● **Exercises**
• 1. In the earnings call transcript, copy the passage starting with "Right now, we" and going on through "better Wolfberry results?".
• 2. In the earnings call transcript, which firm is Duane Grubert with?
• 3. Continue the earnings call transcript from where it stops.

We would have done it anyway, Duane. It was not intended to offset it all. I mean, I think we continue to be excited about the multiple pay opportunities that we have got in the Delaware Basin. We know that this can take a while to fully develop all back, but we have consistently said we were in the hunt for more Wolfberry acquisitions and are happy to add to that inventory. At the same time, I think we have got a lot of exciting prospects in the Delaware Basin, and this is a marathon not a sprint.

Duane Grubert – Susquehanna Financial

Okay. And I know, at least one of your packages in the past, in the Wolfberry have been done from a private equity funded small player. Is there more a stuff like out there, so we might have some suspicion that you are going to continue to look at private equity guys as a source of project in the Wolfberry to acquire in the future?

James McManus

Yes, I think of these two private deals we just did, I think there will be others that we may be able to look at as well, yes.

Duane Grubert – Susquehanna Financial

All right, thank you very much.

James McManus

Sure. Thank you, Duane.

Operator

(Operator instructions) Your next question comes from the line of Greg Share [ph] with Tree Brothers [ph]. Your line is open.

Greg Share – Tree Brothers

Hi, there has been a lot of questions about the improving results in the Bone Spring, but we are also seeing good results versus your model type curves in the Wolfberry and not only that, improving results third quarter versus first half. Can you speak to that and is your guidance in the ’12 and ’13 based on the modeled IP rates across these plays, or are you tweaking that at all for what you have – even if you don’t adjust the EURs over an extended period, are you tweaking it at all in terms of more current production as you plan your drilling the next couple of years?

James McManus

Right now, we are using the model. So, I hope that turns out to be conservative, but at this point, we have to win the model, by and large.

Greg Share – Tree Brothers

And what’s driving the better Wolfberry results?

James McManus

We have got to face some variability there we know, but we have been so far in good areas, and we have got a good approach. Again, we continue to tweak our completion efforts there to try to understand what is actually contributing and how we can maximize that, and I think our guys have done a very good job that targeting the right things and production has increased production at least in the first body of wells we drilled has paid off for that.

Greg Share – Tree Brothers

Great. The results are really meaningfully different than the model and even sequentially. How many quarters of this do you need before you adjust your guidance for a couple of years?

● **Data excerpt**
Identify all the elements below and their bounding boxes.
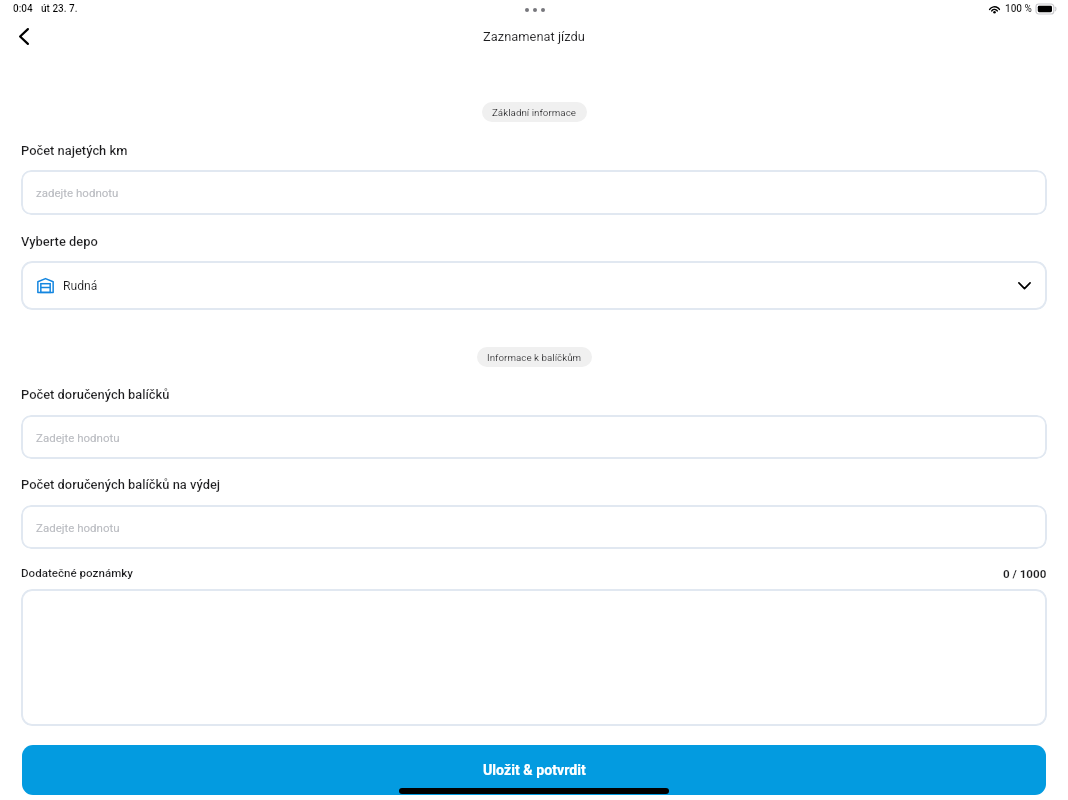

● **Expected answers**
• 1.
Right now, we are using the model. So, I hope that turns out to be conservative, but at this point, we have to win the model, by and large.

Greg Share – Tree Brothers

And what’s driving the better Wolfberry results?

• 2. Susquehanna Financial

• 3.
James McManus

So, remember, recall and there are some areas that are we beginning to get very comfortable with, but we had added over the last year several acquisitions, and we are just now getting into those areas and starting our program. So, I mean, you got a valid point of should we be adjusting this model, but I think overall given the fact that we are in some new areas that’s a little bit early for that.

Greg Share – Tree Brothers

And can you remind us what’s the most recent acquisitions and any future M&A activity, how you think about minimum IR thresholds and obviously relative to your conservative type curves?

James McManus

Yes, we have been looking generally on the acquisition basis, the number we talk about is a pre-tax unlevered rate of return in excess of 11%, and we use the forward strip on most of them, and then we cap the price in the out years and sometimes frankly with the benefit of IVC, those returns look like on paper that they are more like 13% using our model, which we hope turns out to be conservative in some cases.

Greg Share – Tree Brothers

And if you go way back, you actually had a lot of success meaningfully expanding the reserves from what was originally incorporated into the analysis when you bought them. So, you have got two potentials here if I understand. You are not necessarily being aggressive on what you think is in the ground when you buy it, and you are using these type curves that seem to be less than what you are experiencing over the last number of quarters. And if either of those things turn out to be conservative two years from now, those are both upside.

James McManus

There would be, and I guess the type of upside that I would talk about, if you are talking about the Wolfberry, you certainly have the possibility. If the performance continues to hold over the large area of acreage we have for that certainly to be upside. The other upside that we typically talk about in the Wolfberry that we did not really pay anything for the possibility of 20-acre spacing. The 32,000 acres and the 800 locations of inventory that we have are all done on 40-acre spacing.

As you turn to the Delaware Basin, as you know we booked Bone Spring potential in the possible category, I think 68 million barrels of oil there. A part of that was what we targeted when we bought the SandRidge acquisition but we really didn’t value any Avalon, Wolfcamp or Wolfbone potential in the Delaware Basin. So, to the extent any of those plays turn out to be viable, that’s going to be accretive to anything that we valued in any of the acquisitions that we have done. And I just feel like without any stacked panes out there and this much interest and the kind of acreage that we have, we are going to have some success in some of those plays going forward.

Greg Share – Tree Brothers

Great, I appreciate it.

Operator

And your final question is queue is a follow-up from Gabriele Sorbara with Caris & Company. Your line is open.

Gabriele Sorbara – Caris & Company

Hi again. Just looking at the Wolfberry, costs have gone up a little bit to $2.2 million per well. Just trying to get a sense of, is there any potential for you to drive down costs there, and what kind of cost inflation you guys are assuming for 2012 CapEx?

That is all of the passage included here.